======== GIVEN INFORMATION

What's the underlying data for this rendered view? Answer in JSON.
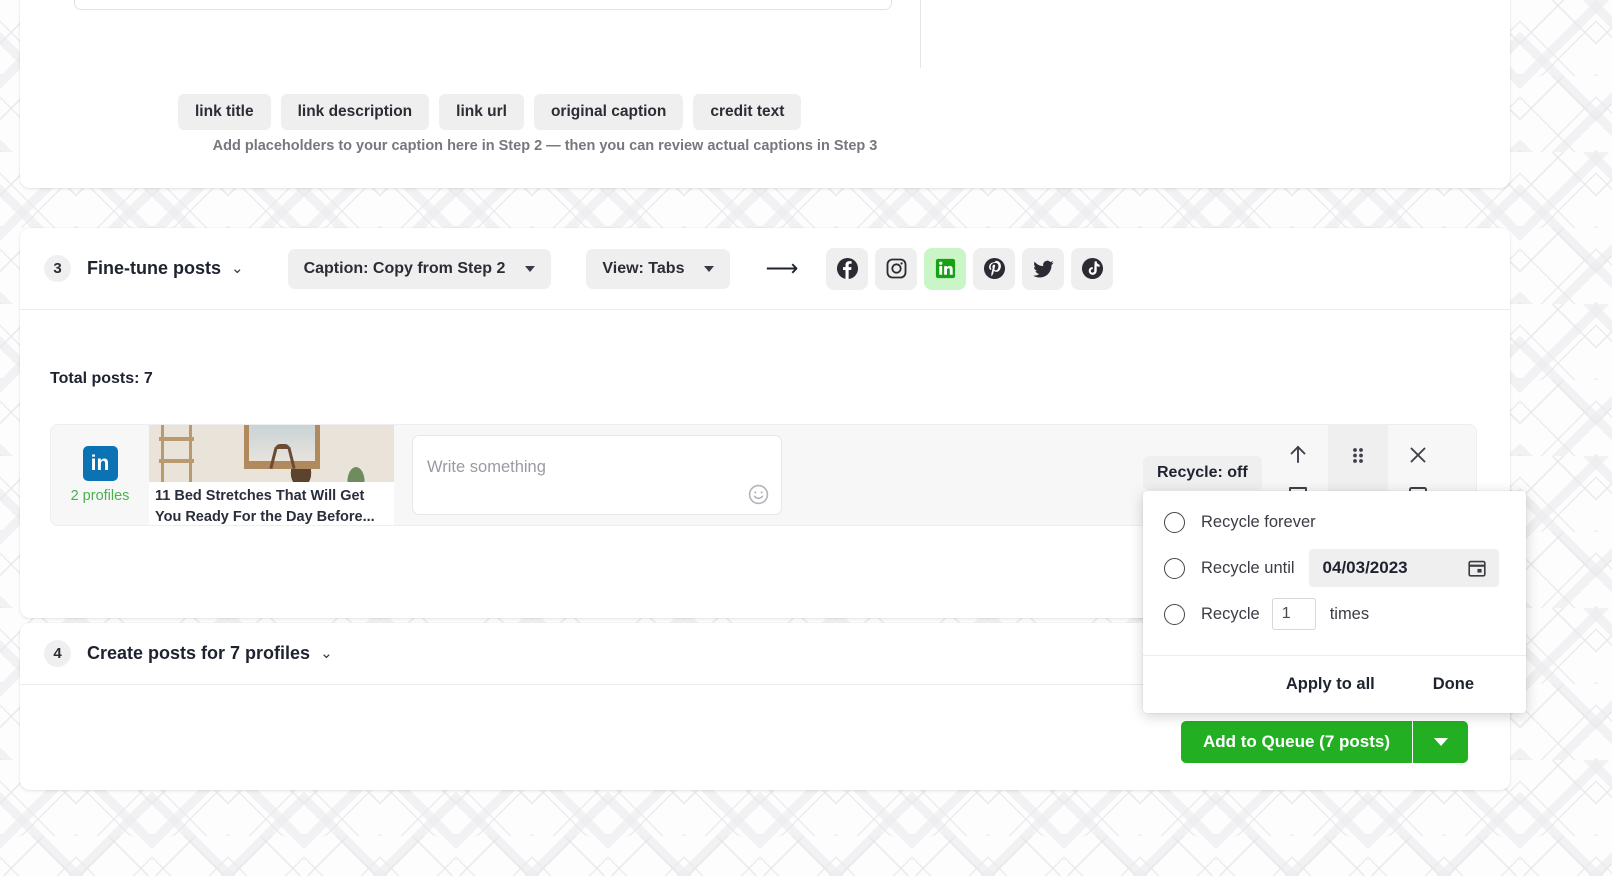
{
  "step2": {
    "caption_placeholder": "",
    "emoji_icon": "emoji-smiley-icon",
    "chips": [
      {
        "label": "link title"
      },
      {
        "label": "link description"
      },
      {
        "label": "link url"
      },
      {
        "label": "original caption"
      },
      {
        "label": "credit text"
      }
    ],
    "hint": "Add placeholders to your caption here in Step 2 — then you can review actual captions in Step 3"
  },
  "step3": {
    "number": "3",
    "title": "Fine-tune posts",
    "chevron": "⌄",
    "caption_dropdown": "Caption: Copy from Step 2",
    "view_dropdown": "View: Tabs",
    "arrow": "⟶",
    "networks": [
      {
        "name": "facebook",
        "active": false
      },
      {
        "name": "instagram",
        "active": false
      },
      {
        "name": "linkedin",
        "active": true
      },
      {
        "name": "pinterest",
        "active": false
      },
      {
        "name": "twitter",
        "active": false
      },
      {
        "name": "tiktok",
        "active": false
      }
    ],
    "total_posts": "Total posts: 7",
    "post": {
      "network_logo": "linkedin-logo",
      "logo_text": "in",
      "profiles_count": "2 profiles",
      "thumb_title": "11 Bed Stretches That Will Get You Ready For the Day Before...",
      "write_placeholder": "Write something",
      "emoji_icon": "emoji-smiley-icon",
      "actions": [
        {
          "name": "upload-icon"
        },
        {
          "name": "drag-handle-icon"
        },
        {
          "name": "close-icon"
        }
      ]
    },
    "recycle": {
      "pill_label": "Recycle: off",
      "options": [
        {
          "label": "Recycle forever",
          "selected": false
        },
        {
          "label": "Recycle until",
          "selected": false
        },
        {
          "label": "Recycle",
          "selected": false
        }
      ],
      "date_value": "04/03/2023",
      "calendar_icon": "calendar-icon",
      "times_value": "1",
      "times_label": "times",
      "apply_all_label": "Apply to all",
      "done_label": "Done"
    }
  },
  "step4": {
    "number": "4",
    "title": "Create posts for 7 profiles",
    "chevron": "⌄",
    "add_to_queue_label": "Add to Queue (7 posts)",
    "queue_caret_icon": "caret-down-icon"
  },
  "colors": {
    "brand_green": "#22b022",
    "active_tab_bg": "#c9f5c7",
    "linkedin_blue": "#0b72b4",
    "profiles_green": "#4caf50"
  }
}
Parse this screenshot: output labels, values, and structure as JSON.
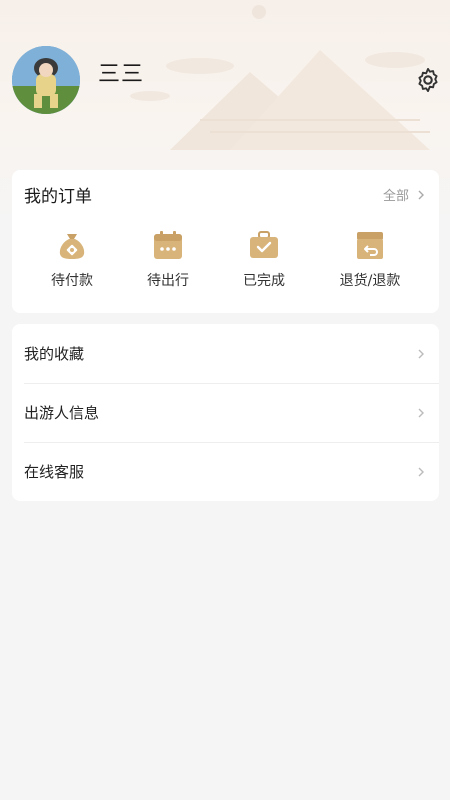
{
  "profile": {
    "username": "三三"
  },
  "orders": {
    "title": "我的订单",
    "all_label": "全部",
    "items": [
      {
        "label": "待付款",
        "icon": "money-bag-icon"
      },
      {
        "label": "待出行",
        "icon": "calendar-icon"
      },
      {
        "label": "已完成",
        "icon": "briefcase-check-icon"
      },
      {
        "label": "退货/退款",
        "icon": "return-box-icon"
      }
    ]
  },
  "menu": {
    "items": [
      {
        "label": "我的收藏"
      },
      {
        "label": "出游人信息"
      },
      {
        "label": "在线客服"
      }
    ]
  },
  "colors": {
    "accent_gold": "#c9a065",
    "background": "#f5f5f5",
    "card": "#ffffff"
  }
}
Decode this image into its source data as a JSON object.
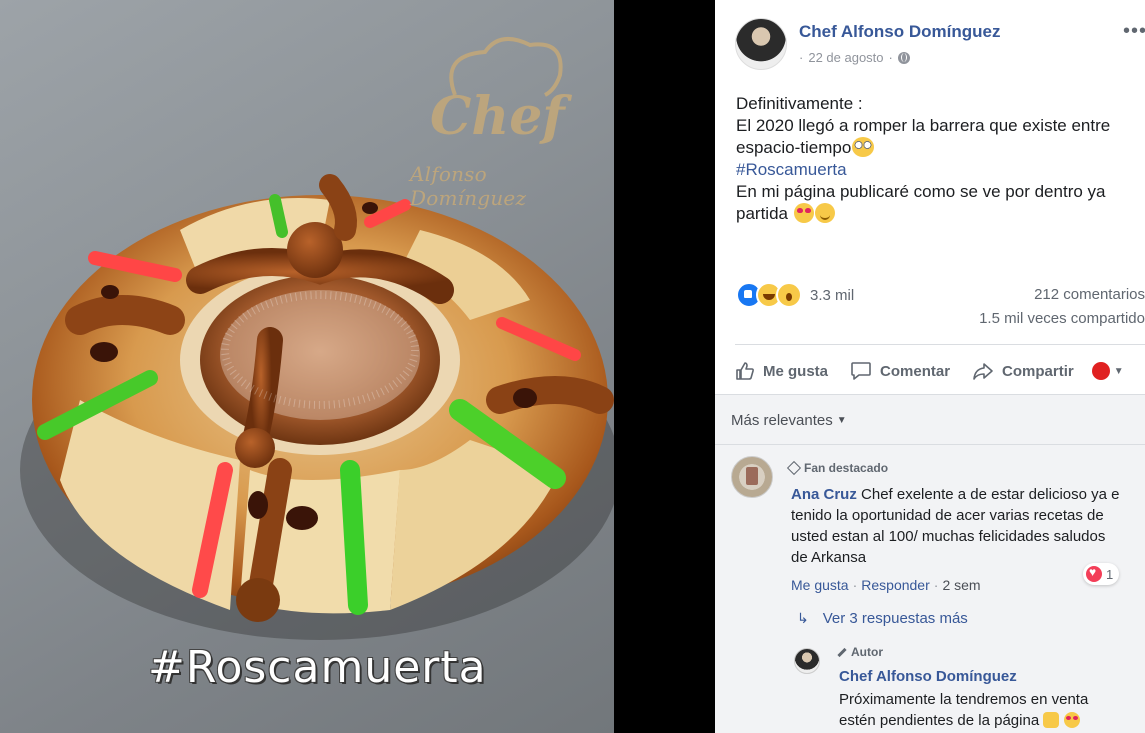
{
  "photo": {
    "watermark_chef": "Chef",
    "watermark_name": "Alfonso Domínguez",
    "caption": "#Roscamuerta"
  },
  "post": {
    "author": "Chef Alfonso Domínguez",
    "date": "22 de agosto",
    "more": "•••",
    "text_line1": "Definitivamente :",
    "text_line2": "El 2020 llegó a romper la barrera que existe entre",
    "text_line3": "espacio-tiempo",
    "hashtag": "#Roscamuerta",
    "text_line5": "En mi página publicaré como se ve por dentro ya",
    "text_line6": "partida",
    "reaction_count": "3.3 mil",
    "comments_count": "212 comentarios",
    "shares_count": "1.5 mil veces compartido",
    "reaction_icons": [
      "like-icon",
      "haha-icon",
      "wow-icon"
    ]
  },
  "actions": {
    "like": "Me gusta",
    "comment": "Comentar",
    "share": "Compartir"
  },
  "comments": {
    "sort_label": "Más relevantes",
    "first": {
      "badge": "Fan destacado",
      "author": "Ana Cruz",
      "text": "Chef exelente a de estar delicioso ya e tenido la oportunidad de acer varias recetas de usted estan al 100/ muchas felicidades saludos de Arkansa",
      "like_label": "Me gusta",
      "reply_label": "Responder",
      "time": "2 sem",
      "reaction_count": "1"
    },
    "more_replies": "Ver 3 respuestas más",
    "reply": {
      "badge": "Autor",
      "author": "Chef Alfonso Domínguez",
      "text": "Próximamente la tendremos en venta estén pendientes de la página"
    }
  },
  "colors": {
    "link": "#385898",
    "secondary_text": "#606770",
    "like_blue": "#1877f2",
    "love_red": "#f33e58"
  }
}
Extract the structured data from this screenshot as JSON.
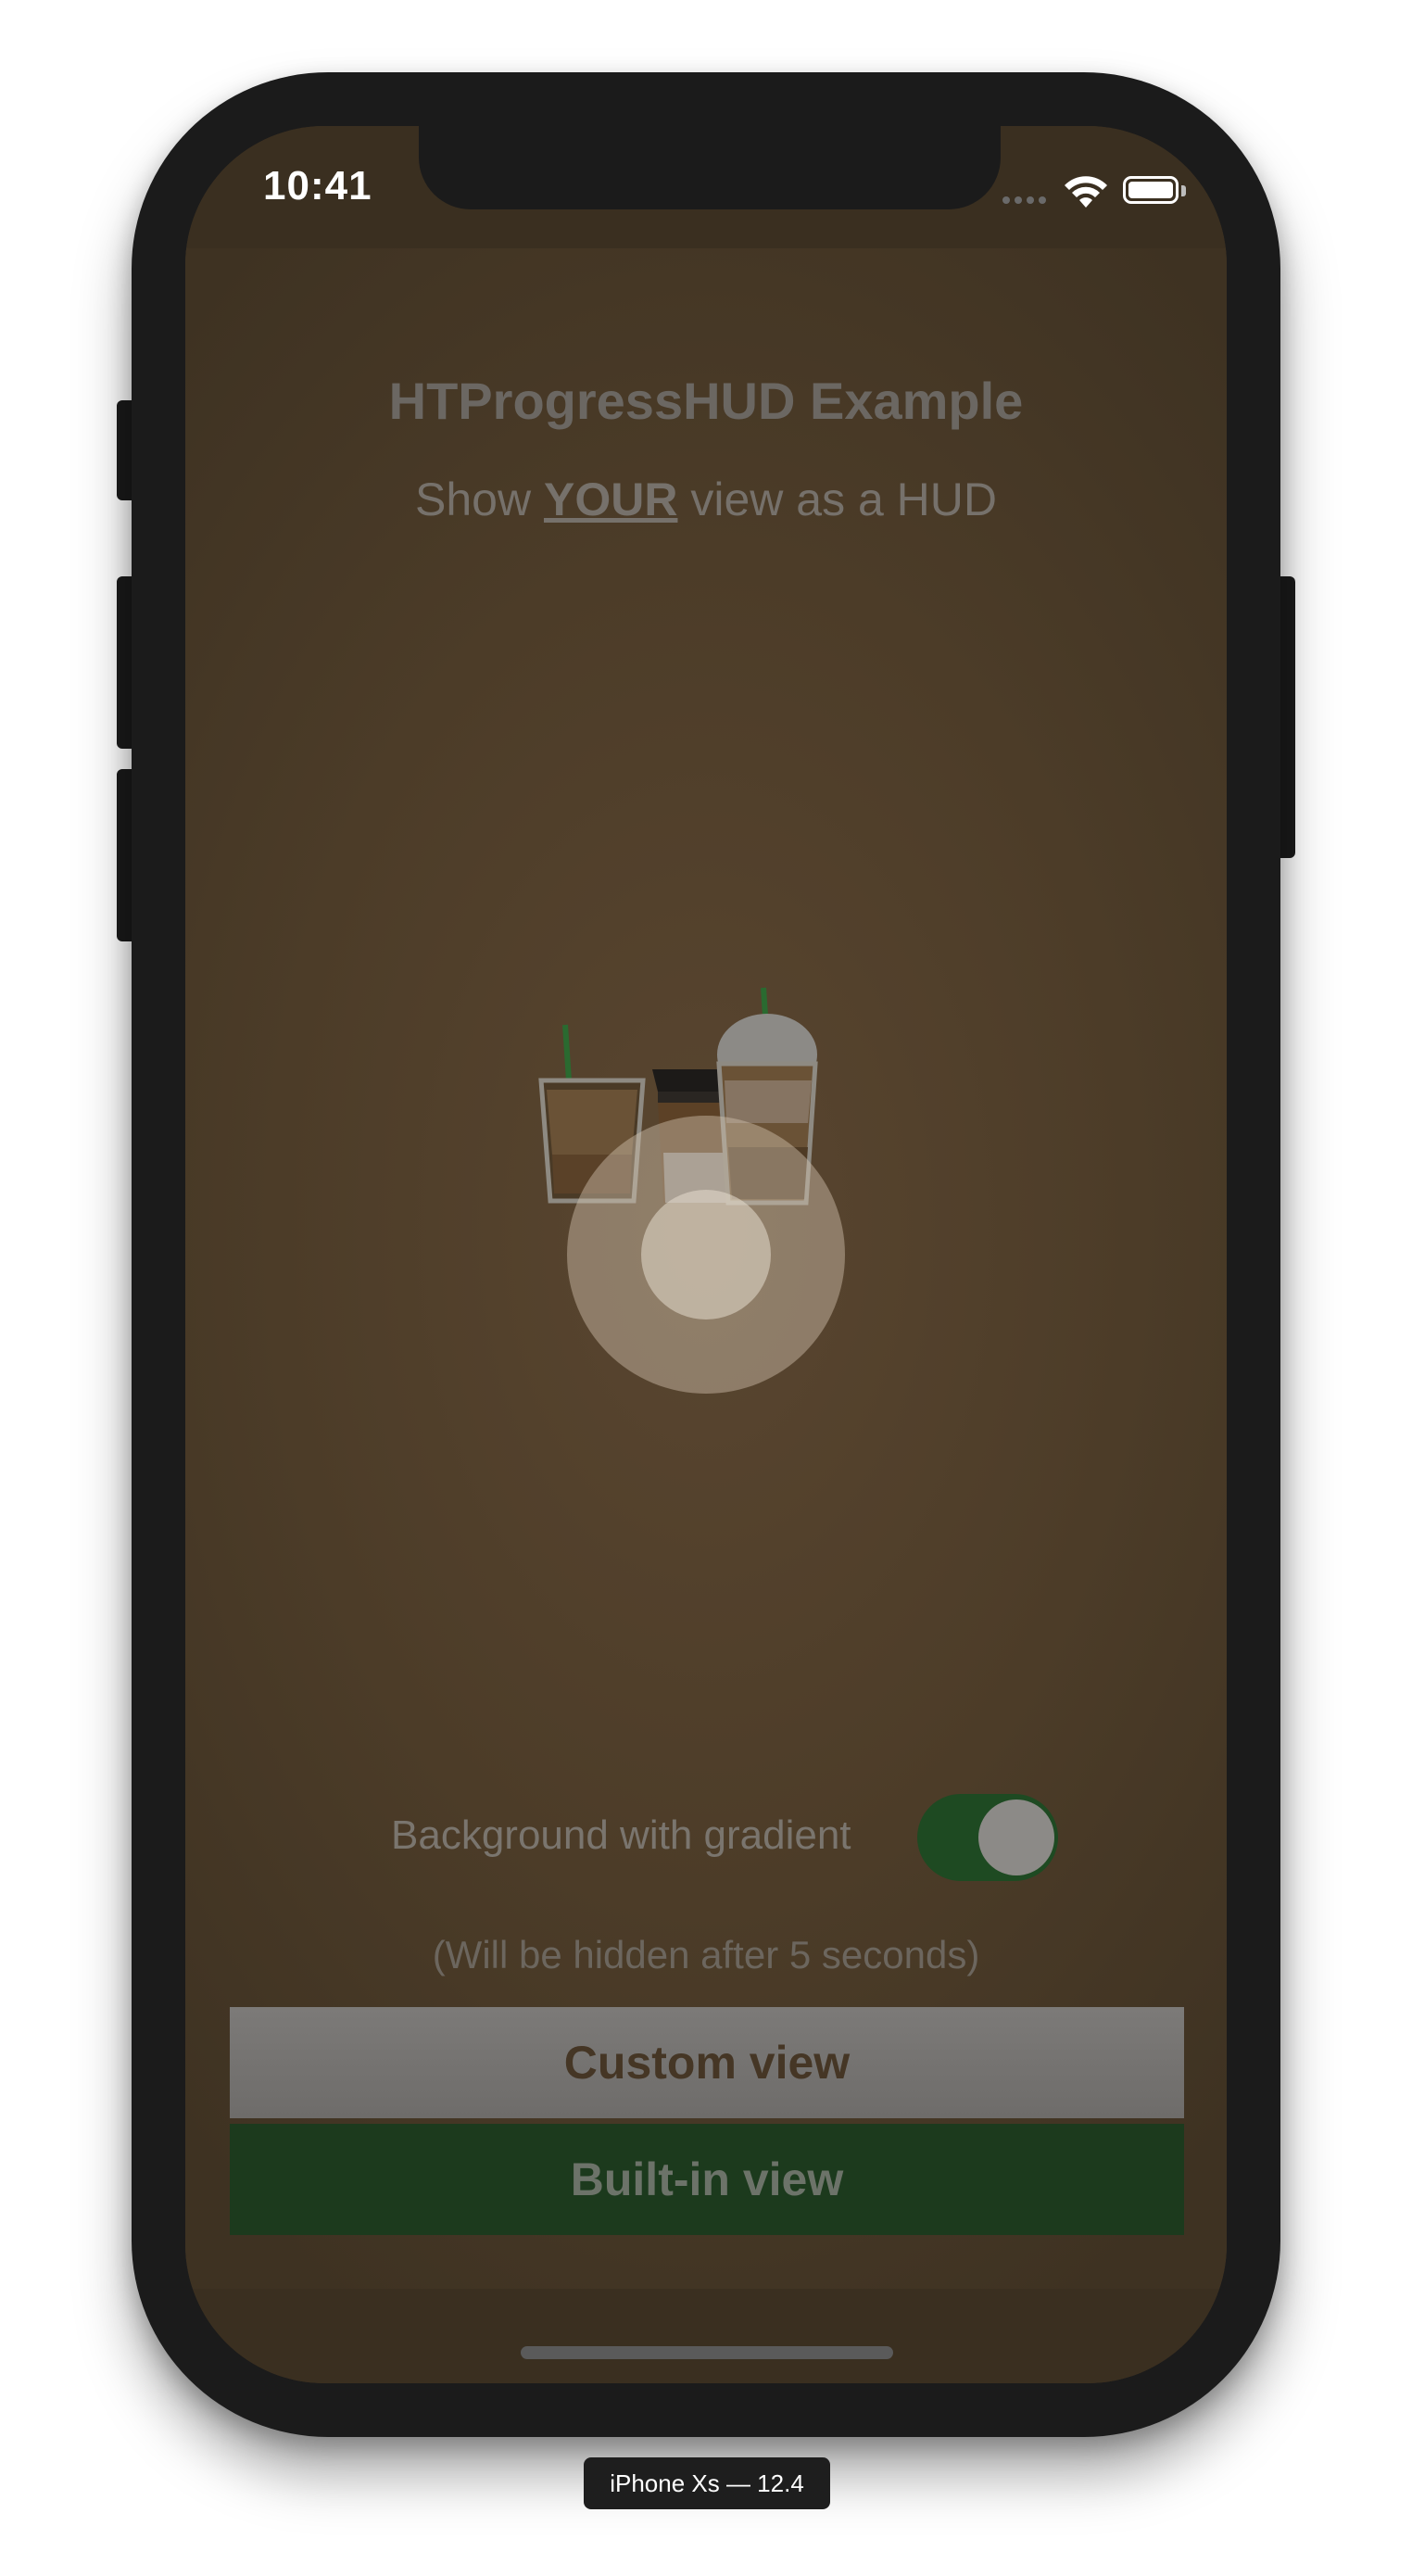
{
  "status_bar": {
    "time": "10:41",
    "icons": [
      "signal-dots-icon",
      "wifi-icon",
      "battery-icon"
    ]
  },
  "screen": {
    "title": "HTProgressHUD Example",
    "subtitle_prefix": "Show ",
    "subtitle_emphasis": "YOUR",
    "subtitle_suffix": " view as a HUD",
    "illustration": "coffee-cups-illustration",
    "spinner": "hud-spinner-icon"
  },
  "options": {
    "gradient_label": "Background with gradient",
    "gradient_enabled": true,
    "hidden_note": "(Will be hidden after 5 seconds)"
  },
  "buttons": {
    "custom_view": "Custom view",
    "builtin_view": "Built-in view"
  },
  "device_caption": "iPhone Xs — 12.4",
  "colors": {
    "background_gradient_center": "#5a4630",
    "background_gradient_edge": "#3e3222",
    "toggle_on": "#1e4a22",
    "builtin_button": "#1c3a1d",
    "custom_button": "#767472"
  }
}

================

*SHORT TASK*
Reproduce every entry word for word, but omit the pictures.

*TASK RESULT*
What's the underlying data for this rendered view? Answer in JSON.
{
  "step2": {
    "caption_placeholder": "",
    "emoji_icon": "emoji-smiley-icon",
    "chips": [
      {
        "label": "link title"
      },
      {
        "label": "link description"
      },
      {
        "label": "link url"
      },
      {
        "label": "original caption"
      },
      {
        "label": "credit text"
      }
    ],
    "hint": "Add placeholders to your caption here in Step 2 — then you can review actual captions in Step 3"
  },
  "step3": {
    "number": "3",
    "title": "Fine-tune posts",
    "chevron": "⌄",
    "caption_dropdown": "Caption: Copy from Step 2",
    "view_dropdown": "View: Tabs",
    "arrow": "⟶",
    "networks": [
      {
        "name": "facebook",
        "active": false
      },
      {
        "name": "instagram",
        "active": false
      },
      {
        "name": "linkedin",
        "active": true
      },
      {
        "name": "pinterest",
        "active": false
      },
      {
        "name": "twitter",
        "active": false
      },
      {
        "name": "tiktok",
        "active": false
      }
    ],
    "total_posts": "Total posts: 7",
    "post": {
      "network_logo": "linkedin-logo",
      "logo_text": "in",
      "profiles_count": "2 profiles",
      "thumb_title": "11 Bed Stretches That Will Get You Ready For the Day Before...",
      "write_placeholder": "Write something",
      "emoji_icon": "emoji-smiley-icon",
      "actions": [
        {
          "name": "upload-icon"
        },
        {
          "name": "drag-handle-icon"
        },
        {
          "name": "close-icon"
        }
      ]
    },
    "recycle": {
      "pill_label": "Recycle: off",
      "options": [
        {
          "label": "Recycle forever",
          "selected": false
        },
        {
          "label": "Recycle until",
          "selected": false
        },
        {
          "label": "Recycle",
          "selected": false
        }
      ],
      "date_value": "04/03/2023",
      "calendar_icon": "calendar-icon",
      "times_value": "1",
      "times_label": "times",
      "apply_all_label": "Apply to all",
      "done_label": "Done"
    }
  },
  "step4": {
    "number": "4",
    "title": "Create posts for 7 profiles",
    "chevron": "⌄",
    "add_to_queue_label": "Add to Queue (7 posts)",
    "queue_caret_icon": "caret-down-icon"
  },
  "colors": {
    "brand_green": "#22b022",
    "active_tab_bg": "#c9f5c7",
    "linkedin_blue": "#0b72b4",
    "profiles_green": "#4caf50"
  }
}
Parse this screenshot: output labels, values, and structure as JSON.
{
  "profile": {
    "username": "三三"
  },
  "orders": {
    "title": "我的订单",
    "all_label": "全部",
    "items": [
      {
        "label": "待付款",
        "icon": "money-bag-icon"
      },
      {
        "label": "待出行",
        "icon": "calendar-icon"
      },
      {
        "label": "已完成",
        "icon": "briefcase-check-icon"
      },
      {
        "label": "退货/退款",
        "icon": "return-box-icon"
      }
    ]
  },
  "menu": {
    "items": [
      {
        "label": "我的收藏"
      },
      {
        "label": "出游人信息"
      },
      {
        "label": "在线客服"
      }
    ]
  },
  "colors": {
    "accent_gold": "#c9a065",
    "background": "#f5f5f5",
    "card": "#ffffff"
  }
}
Decode this image into its source data as a JSON object.
{
  "photo": {
    "watermark_chef": "Chef",
    "watermark_name": "Alfonso Domínguez",
    "caption": "#Roscamuerta"
  },
  "post": {
    "author": "Chef Alfonso Domínguez",
    "date": "22 de agosto",
    "more": "•••",
    "text_line1": "Definitivamente :",
    "text_line2": "El 2020 llegó a romper la barrera que existe entre",
    "text_line3": "espacio-tiempo",
    "hashtag": "#Roscamuerta",
    "text_line5": "En mi página publicaré como se ve por dentro ya",
    "text_line6": "partida",
    "reaction_count": "3.3 mil",
    "comments_count": "212 comentarios",
    "shares_count": "1.5 mil veces compartido",
    "reaction_icons": [
      "like-icon",
      "haha-icon",
      "wow-icon"
    ]
  },
  "actions": {
    "like": "Me gusta",
    "comment": "Comentar",
    "share": "Compartir"
  },
  "comments": {
    "sort_label": "Más relevantes",
    "first": {
      "badge": "Fan destacado",
      "author": "Ana Cruz",
      "text": "Chef exelente a de estar delicioso ya e tenido la oportunidad de acer varias recetas de usted estan al 100/ muchas felicidades saludos de Arkansa",
      "like_label": "Me gusta",
      "reply_label": "Responder",
      "time": "2 sem",
      "reaction_count": "1"
    },
    "more_replies": "Ver 3 respuestas más",
    "reply": {
      "badge": "Autor",
      "author": "Chef Alfonso Domínguez",
      "text": "Próximamente la tendremos en venta estén pendientes de la página"
    }
  },
  "colors": {
    "link": "#385898",
    "secondary_text": "#606770",
    "like_blue": "#1877f2",
    "love_red": "#f33e58"
  }
}
Extract the structured data from this screenshot as JSON.
{
  "status_bar": {
    "time": "10:41",
    "icons": [
      "signal-dots-icon",
      "wifi-icon",
      "battery-icon"
    ]
  },
  "screen": {
    "title": "HTProgressHUD Example",
    "subtitle_prefix": "Show ",
    "subtitle_emphasis": "YOUR",
    "subtitle_suffix": " view as a HUD",
    "illustration": "coffee-cups-illustration",
    "spinner": "hud-spinner-icon"
  },
  "options": {
    "gradient_label": "Background with gradient",
    "gradient_enabled": true,
    "hidden_note": "(Will be hidden after 5 seconds)"
  },
  "buttons": {
    "custom_view": "Custom view",
    "builtin_view": "Built-in view"
  },
  "device_caption": "iPhone Xs — 12.4",
  "colors": {
    "background_gradient_center": "#5a4630",
    "background_gradient_edge": "#3e3222",
    "toggle_on": "#1e4a22",
    "builtin_button": "#1c3a1d",
    "custom_button": "#767472"
  }
}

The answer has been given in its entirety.